▶ SHORT PROBLEM
Below is a set of records; restate each one word for word.

***

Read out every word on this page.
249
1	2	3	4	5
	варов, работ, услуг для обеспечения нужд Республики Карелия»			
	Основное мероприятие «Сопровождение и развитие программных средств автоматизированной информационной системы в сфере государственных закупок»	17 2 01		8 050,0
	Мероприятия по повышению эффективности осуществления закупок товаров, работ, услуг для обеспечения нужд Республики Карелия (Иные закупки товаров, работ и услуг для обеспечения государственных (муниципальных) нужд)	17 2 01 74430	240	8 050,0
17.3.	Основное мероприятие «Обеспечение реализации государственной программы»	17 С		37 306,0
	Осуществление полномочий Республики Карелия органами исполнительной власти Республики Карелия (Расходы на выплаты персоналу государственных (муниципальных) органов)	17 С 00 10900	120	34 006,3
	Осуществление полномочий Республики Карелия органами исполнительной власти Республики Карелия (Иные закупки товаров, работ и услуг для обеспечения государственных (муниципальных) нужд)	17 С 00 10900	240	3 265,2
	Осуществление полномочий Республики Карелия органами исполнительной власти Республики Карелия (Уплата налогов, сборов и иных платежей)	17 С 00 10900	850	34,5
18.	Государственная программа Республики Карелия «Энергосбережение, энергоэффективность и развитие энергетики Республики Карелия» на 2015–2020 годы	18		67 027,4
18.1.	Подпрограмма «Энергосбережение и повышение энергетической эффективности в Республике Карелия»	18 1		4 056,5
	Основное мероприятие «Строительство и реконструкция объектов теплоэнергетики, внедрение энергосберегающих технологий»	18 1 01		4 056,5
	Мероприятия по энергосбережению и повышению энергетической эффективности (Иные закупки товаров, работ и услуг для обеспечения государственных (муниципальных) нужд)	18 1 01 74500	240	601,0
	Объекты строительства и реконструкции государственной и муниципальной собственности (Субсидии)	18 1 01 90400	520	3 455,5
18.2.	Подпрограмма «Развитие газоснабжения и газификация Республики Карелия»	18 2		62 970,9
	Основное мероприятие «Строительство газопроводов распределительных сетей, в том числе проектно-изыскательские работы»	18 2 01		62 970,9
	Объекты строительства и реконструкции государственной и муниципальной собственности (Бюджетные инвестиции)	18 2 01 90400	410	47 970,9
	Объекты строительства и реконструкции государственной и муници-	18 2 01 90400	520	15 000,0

***

▶ RESPONSE
Read out every word on this page.
249
1	2	3	4	5
	варов, работ, услуг для обеспечения нужд Республики Карелия»			
	Основное мероприятие «Сопровождение и развитие программных средств автоматизированной информационной системы в сфере государственных закупок»	17 2 01		8 050,0
	Мероприятия по повышению эффективности осуществления закупок товаров, работ, услуг для обеспечения нужд Республики Карелия (Иные закупки товаров, работ и услуг для обеспечения государственных (муниципальных) нужд)	17 2 01 74430	240	8 050,0
17.3.	Основное мероприятие «Обеспечение реализации государственной программы»	17 С		37 306,0
	Осуществление полномочий Республики Карелия органами исполнительной власти Республики Карелия (Расходы на выплаты персоналу государственных (муниципальных) органов)	17 С 00 10900	120	34 006,3
	Осуществление полномочий Республики Карелия органами исполнительной власти Республики Карелия (Иные закупки товаров, работ и услуг для обеспечения государственных (муниципальных) нужд)	17 С 00 10900	240	3 265,2
	Осуществление полномочий Республики Карелия органами исполнительной власти Республики Карелия (Уплата налогов, сборов и иных платежей)	17 С 00 10900	850	34,5
18.	Государственная программа Республики Карелия «Энергосбережение, энергоэффективность и развитие энергетики Республики Карелия» на 2015–2020 годы	18		67 027,4
18.1.	Подпрограмма «Энергосбережение и повышение энергетической эффективности в Республике Карелия»	18 1		4 056,5
	Основное мероприятие «Строительство и реконструкция объектов теплоэнергетики, внедрение энергосберегающих технологий»	18 1 01		4 056,5
	Мероприятия по энергосбережению и повышению энергетической эффективности (Иные закупки товаров, работ и услуг для обеспечения государственных (муниципальных) нужд)	18 1 01 74500	240	601,0
	Объекты строительства и реконструкции государственной и муниципальной собственности (Субсидии)	18 1 01 90400	520	3 455,5
18.2.	Подпрограмма «Развитие газоснабжения и газификация Республики Карелия»	18 2		62 970,9
	Основное мероприятие «Строительство газопроводов распределительных сетей, в том числе проектно-изыскательские работы»	18 2 01		62 970,9
	Объекты строительства и реконструкции государственной и муниципальной собственности (Бюджетные инвестиции)	18 2 01 90400	410	47 970,9
	Объекты строительства и реконструкции государственной и муници-	18 2 01 90400	520	15 000,0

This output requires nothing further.